:: To be done ::
Retype all of the data exactly as given.

* * *

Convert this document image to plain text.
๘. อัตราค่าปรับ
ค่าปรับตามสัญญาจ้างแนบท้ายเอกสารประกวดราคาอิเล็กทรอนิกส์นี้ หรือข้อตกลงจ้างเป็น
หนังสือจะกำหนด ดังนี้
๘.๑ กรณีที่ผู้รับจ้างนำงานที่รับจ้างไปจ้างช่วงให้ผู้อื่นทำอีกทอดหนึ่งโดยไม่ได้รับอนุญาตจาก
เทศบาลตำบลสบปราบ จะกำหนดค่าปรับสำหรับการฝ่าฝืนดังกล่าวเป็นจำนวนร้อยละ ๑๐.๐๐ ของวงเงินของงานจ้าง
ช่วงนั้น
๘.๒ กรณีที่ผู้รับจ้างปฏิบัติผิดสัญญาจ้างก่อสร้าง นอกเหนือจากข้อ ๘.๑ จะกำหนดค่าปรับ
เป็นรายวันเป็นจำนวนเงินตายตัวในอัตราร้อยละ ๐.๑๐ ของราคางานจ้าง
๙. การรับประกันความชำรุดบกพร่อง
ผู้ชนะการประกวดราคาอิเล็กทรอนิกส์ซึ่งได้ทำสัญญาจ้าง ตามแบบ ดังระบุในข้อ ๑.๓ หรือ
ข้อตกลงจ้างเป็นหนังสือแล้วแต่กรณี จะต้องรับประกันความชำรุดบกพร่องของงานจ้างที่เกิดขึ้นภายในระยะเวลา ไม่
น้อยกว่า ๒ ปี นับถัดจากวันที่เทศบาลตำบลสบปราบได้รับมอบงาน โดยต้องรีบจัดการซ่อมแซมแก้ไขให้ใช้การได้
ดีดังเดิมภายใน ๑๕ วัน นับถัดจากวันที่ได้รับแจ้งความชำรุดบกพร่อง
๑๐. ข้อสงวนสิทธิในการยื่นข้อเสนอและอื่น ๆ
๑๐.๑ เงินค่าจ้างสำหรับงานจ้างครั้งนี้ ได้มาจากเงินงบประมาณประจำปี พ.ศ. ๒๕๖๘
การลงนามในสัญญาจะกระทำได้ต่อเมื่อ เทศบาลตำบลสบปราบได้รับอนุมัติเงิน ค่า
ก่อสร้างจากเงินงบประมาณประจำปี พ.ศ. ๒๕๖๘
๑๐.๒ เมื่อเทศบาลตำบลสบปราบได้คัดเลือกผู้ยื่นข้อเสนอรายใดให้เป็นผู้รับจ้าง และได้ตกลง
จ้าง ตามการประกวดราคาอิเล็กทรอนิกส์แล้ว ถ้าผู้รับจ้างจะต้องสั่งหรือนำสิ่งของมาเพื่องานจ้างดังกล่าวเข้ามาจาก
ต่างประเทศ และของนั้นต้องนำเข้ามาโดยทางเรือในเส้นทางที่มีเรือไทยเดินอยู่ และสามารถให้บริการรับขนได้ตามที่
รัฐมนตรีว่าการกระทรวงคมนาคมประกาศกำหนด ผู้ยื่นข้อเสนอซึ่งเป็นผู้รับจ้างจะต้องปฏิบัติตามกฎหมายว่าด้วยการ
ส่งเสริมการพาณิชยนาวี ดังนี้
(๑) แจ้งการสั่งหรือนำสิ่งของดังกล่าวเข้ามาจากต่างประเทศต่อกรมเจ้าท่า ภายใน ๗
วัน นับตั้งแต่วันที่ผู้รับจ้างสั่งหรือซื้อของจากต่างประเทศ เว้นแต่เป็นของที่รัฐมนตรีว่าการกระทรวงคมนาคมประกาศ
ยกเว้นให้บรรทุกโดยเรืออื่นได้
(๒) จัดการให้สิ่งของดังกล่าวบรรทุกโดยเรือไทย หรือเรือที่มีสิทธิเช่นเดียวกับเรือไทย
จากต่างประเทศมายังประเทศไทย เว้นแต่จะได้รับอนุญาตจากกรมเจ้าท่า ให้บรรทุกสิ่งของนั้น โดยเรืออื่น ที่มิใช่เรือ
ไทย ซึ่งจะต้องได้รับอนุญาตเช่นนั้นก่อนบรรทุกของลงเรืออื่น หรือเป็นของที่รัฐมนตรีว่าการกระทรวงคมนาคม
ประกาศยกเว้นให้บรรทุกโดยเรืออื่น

* * *

:: Written solution ::
Convert this document image to plain text.
๘. อัตราค่าปรับ
ค่าปรับตามสัญญาจ้างแนบท้ายเอกสารประกวดราคาอิเล็กทรอนิกส์นี้ หรือข้อตกลงจ้างเป็น
หนังสือจะกำหนด ดังนี้
๘.๑ กรณีที่ผู้รับจ้างนำงานที่รับจ้างไปจ้างช่วงให้ผู้อื่นทำอีกทอดหนึ่งโดยไม่ได้รับอนุญาตจาก
เทศบาลตำบลสบปราบ จะกำหนดค่าปรับสำหรับการฝ่าฝืนดังกล่าวเป็นจำนวนร้อยละ ๑๐.๐๐ ของวงเงินของงานจ้าง
ช่วงนั้น
๘.๒ กรณีที่ผู้รับจ้างปฏิบัติผิดสัญญาจ้างก่อสร้าง นอกเหนือจากข้อ ๘.๑ จะกำหนดค่าปรับ
เป็นรายวันเป็นจำนวนเงินตายตัวในอัตราร้อยละ ๐.๑๐ ของราคางานจ้าง
๙. การรับประกันความชำรุดบกพร่อง
ผู้ชนะการประกวดราคาอิเล็กทรอนิกส์ซึ่งได้ทำสัญญาจ้าง ตามแบบ ดังระบุในข้อ ๑.๓ หรือ
ข้อตกลงจ้างเป็นหนังสือแล้วแต่กรณี จะต้องรับประกันความชำรุดบกพร่องของงานจ้างที่เกิดขึ้นภายในระยะเวลา ไม่
น้อยกว่า ๒ ปี นับถัดจากวันที่เทศบาลตำบลสบปราบได้รับมอบงาน โดยต้องรีบจัดการซ่อมแซมแก้ไขให้ใช้การได้
ดีดังเดิมภายใน ๑๕ วัน นับถัดจากวันที่ได้รับแจ้งความชำรุดบกพร่อง
๑๐. ข้อสงวนสิทธิในการยื่นข้อเสนอและอื่น ๆ
๑๐.๑ เงินค่าจ้างสำหรับงานจ้างครั้งนี้ ได้มาจากเงินงบประมาณประจำปี พ.ศ. ๒๕๖๘
การลงนามในสัญญาจะกระทำได้ต่อเมื่อ เทศบาลตำบลสบปราบได้รับอนุมัติเงิน ค่า
ก่อสร้างจากเงินงบประมาณประจำปี พ.ศ. ๒๕๖๘
๑๐.๒ เมื่อเทศบาลตำบลสบปราบได้คัดเลือกผู้ยื่นข้อเสนอรายใดให้เป็นผู้รับจ้าง และได้ตกลง
จ้าง ตามการประกวดราคาอิเล็กทรอนิกส์แล้ว ถ้าผู้รับจ้างจะต้องสั่งหรือนำสิ่งของมาเพื่องานจ้างดังกล่าวเข้ามาจาก
ต่างประเทศ และของนั้นต้องนำเข้ามาโดยทางเรือในเส้นทางที่มีเรือไทยเดินอยู่ และสามารถให้บริการรับขนได้ตามที่
รัฐมนตรีว่าการกระทรวงคมนาคมประกาศกำหนด ผู้ยื่นข้อเสนอซึ่งเป็นผู้รับจ้างจะต้องปฏิบัติตามกฎหมายว่าด้วยการ
ส่งเสริมการพาณิชยนาวี ดังนี้
(๑) แจ้งการสั่งหรือนำสิ่งของดังกล่าวเข้ามาจากต่างประเทศต่อกรมเจ้าท่า ภายใน ๗
วัน นับตั้งแต่วันที่ผู้รับจ้างสั่งหรือซื้อของจากต่างประเทศ เว้นแต่เป็นของที่รัฐมนตรีว่าการกระทรวงคมนาคมประกาศ
ยกเว้นให้บรรทุกโดยเรืออื่นได้
(๒) จัดการให้สิ่งของดังกล่าวบรรทุกโดยเรือไทย หรือเรือที่มีสิทธิเช่นเดียวกับเรือไทย
จากต่างประเทศมายังประเทศไทย เว้นแต่จะได้รับอนุญาตจากกรมเจ้าท่า ให้บรรทุกสิ่งของนั้น โดยเรืออื่น ที่มิใช่เรือ
ไทย ซึ่งจะต้องได้รับอนุญาตเช่นนั้นก่อนบรรทุกของลงเรืออื่น หรือเป็นของที่รัฐมนตรีว่าการกระทรวงคมนาคม
ประกาศยกเว้นให้บรรทุกโดยเรืออื่น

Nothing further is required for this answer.